#### [Yapılacaklar]
A - Aşağıdaki Kıbrıs'taki genel grevle ilgili metinde öğrencilerin açtığı pankartlarda yazan sözlerin tamamını sıralayın.
B - Aşağıdaki Kıbrıs'taki genel grevle ilgili metne göre şu soruları yanıtlayın:
(i) Genel grev hangi gün yapılacak?
(ii) 29 Kasım'daki trafik kazasında kaç kişi yaşamını yitirdi?
(iii) Öğrenciler hangi binaların önüne yürüdü?

Kıbrıs'ta 6 Aralık günü genel grev var. Grev kararı 29 Kasım'da ikisi lise öğrencisi biri servis şoförü üç kişinin yaşamını yitirdiği trafik kazasının ardından alındı. KKTC'nin Türkiye'nin yaptığı gibi kış saati uygulamasına son vermesi sonucu karanlıkta okula gitmek zorunda kalan ve arkadaşlarını bu nedenle kaybeden öğrenciler sokaklara döküldü. Meclis ve Başbakanlık önüne yürüdü. Öğrenciler “Yollar başka can almasın!”, “Ankara elini yakamızdan çek”, “Karanlıkta okula gidilmez” pankartları açarken, “Hükümet istifa,” “Hükümet şaşırma, sabrımızı taşırma”, “Karanlıkta okula gidilmez”, “Canımız yanıyor”, “Katil hükümet”, “Sabahtan can vermek için değil, bir şeyler öğrenmek için okula geliyoruz”, “Kara gün, uyan Kıbrıs”, “Direne direne kazanacağız”, “Başka ülkeler için yas tutan bizim ülkemiz bizim için neden yas tutmuyor”, “Katil devlet hesap verecek” ve “Yollar yapılsın, yollar mezar olmasın” dövizlerini taşıdılar. Kapitalizmin zaman/verimlilik çizelgesinin kurbanı olan arkadaşlarına sahip çıktılar.

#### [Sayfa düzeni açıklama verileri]

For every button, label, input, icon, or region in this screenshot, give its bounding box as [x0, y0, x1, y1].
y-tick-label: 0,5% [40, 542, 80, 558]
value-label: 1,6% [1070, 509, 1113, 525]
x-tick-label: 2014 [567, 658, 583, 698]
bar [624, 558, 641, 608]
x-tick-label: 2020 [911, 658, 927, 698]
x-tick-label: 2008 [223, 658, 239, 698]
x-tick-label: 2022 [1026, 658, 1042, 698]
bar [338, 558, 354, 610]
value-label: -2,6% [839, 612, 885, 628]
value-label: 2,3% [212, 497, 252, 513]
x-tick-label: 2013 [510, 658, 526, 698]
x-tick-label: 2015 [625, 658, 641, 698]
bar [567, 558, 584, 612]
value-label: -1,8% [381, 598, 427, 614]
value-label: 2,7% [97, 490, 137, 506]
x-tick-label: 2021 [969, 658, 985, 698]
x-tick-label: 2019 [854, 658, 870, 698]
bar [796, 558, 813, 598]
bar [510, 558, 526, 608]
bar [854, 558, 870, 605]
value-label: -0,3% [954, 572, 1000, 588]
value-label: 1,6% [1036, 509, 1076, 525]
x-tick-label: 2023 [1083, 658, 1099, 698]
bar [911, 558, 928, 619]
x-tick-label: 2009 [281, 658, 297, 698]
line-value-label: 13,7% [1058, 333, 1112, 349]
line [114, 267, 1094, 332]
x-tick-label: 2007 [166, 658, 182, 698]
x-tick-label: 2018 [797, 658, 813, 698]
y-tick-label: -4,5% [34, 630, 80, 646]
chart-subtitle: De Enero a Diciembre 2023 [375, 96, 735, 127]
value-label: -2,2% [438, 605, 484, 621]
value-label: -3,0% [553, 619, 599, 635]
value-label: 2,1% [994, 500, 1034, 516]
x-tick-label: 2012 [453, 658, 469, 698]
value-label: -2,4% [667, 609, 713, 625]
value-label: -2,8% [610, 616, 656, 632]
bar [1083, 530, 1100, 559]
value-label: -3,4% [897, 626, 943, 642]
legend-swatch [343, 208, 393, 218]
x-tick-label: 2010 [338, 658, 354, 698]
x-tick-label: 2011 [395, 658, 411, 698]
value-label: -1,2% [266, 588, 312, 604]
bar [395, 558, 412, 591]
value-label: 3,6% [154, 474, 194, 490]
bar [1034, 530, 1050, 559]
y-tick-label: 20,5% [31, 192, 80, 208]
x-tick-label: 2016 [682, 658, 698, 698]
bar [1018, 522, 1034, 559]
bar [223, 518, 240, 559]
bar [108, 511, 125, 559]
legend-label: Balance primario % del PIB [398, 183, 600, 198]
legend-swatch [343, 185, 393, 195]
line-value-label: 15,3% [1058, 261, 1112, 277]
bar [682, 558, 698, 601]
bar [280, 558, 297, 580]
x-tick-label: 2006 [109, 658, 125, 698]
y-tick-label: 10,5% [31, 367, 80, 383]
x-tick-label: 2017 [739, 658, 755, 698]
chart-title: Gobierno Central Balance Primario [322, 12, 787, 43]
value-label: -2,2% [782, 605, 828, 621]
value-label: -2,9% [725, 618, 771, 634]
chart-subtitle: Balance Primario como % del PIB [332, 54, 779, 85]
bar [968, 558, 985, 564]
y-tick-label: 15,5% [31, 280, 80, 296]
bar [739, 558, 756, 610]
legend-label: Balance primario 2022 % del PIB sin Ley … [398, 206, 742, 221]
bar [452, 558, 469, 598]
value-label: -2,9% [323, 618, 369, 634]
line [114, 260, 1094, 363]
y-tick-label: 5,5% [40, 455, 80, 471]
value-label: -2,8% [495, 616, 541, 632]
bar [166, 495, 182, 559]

#### [Görev Yanıtları]
A -
"Yollar başka can almasın!"
"Ankara elini yakamızdan çek"
"Karanlıkta okula gidilmez"

B -
(i) 6 Aralık günü.
(ii) Üç kişi: ikisi lise öğrencisi, biri servis şoförü.
(iii) Meclis ve Başbakanlık binalarının önüne.